> To do
Report, word for word, every line of the material that contains "color".

> Source data
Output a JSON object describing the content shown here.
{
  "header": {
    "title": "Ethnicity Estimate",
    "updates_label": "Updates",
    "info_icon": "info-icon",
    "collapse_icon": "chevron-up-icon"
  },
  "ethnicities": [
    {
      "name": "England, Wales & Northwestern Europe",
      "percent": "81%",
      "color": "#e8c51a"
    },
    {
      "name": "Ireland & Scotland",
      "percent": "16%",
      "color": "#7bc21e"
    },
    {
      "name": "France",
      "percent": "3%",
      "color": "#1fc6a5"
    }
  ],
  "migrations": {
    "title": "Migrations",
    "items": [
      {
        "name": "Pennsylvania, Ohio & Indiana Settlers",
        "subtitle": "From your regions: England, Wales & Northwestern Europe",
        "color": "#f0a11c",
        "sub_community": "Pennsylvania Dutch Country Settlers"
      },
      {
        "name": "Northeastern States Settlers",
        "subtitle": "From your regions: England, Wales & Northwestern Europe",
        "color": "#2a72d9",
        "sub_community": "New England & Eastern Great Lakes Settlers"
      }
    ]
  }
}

> Written answer
      "color": "#e8c51a"
      "color": "#7bc21e"
      "color": "#1fc6a5"
        "color": "#f0a11c",
        "color": "#2a72d9",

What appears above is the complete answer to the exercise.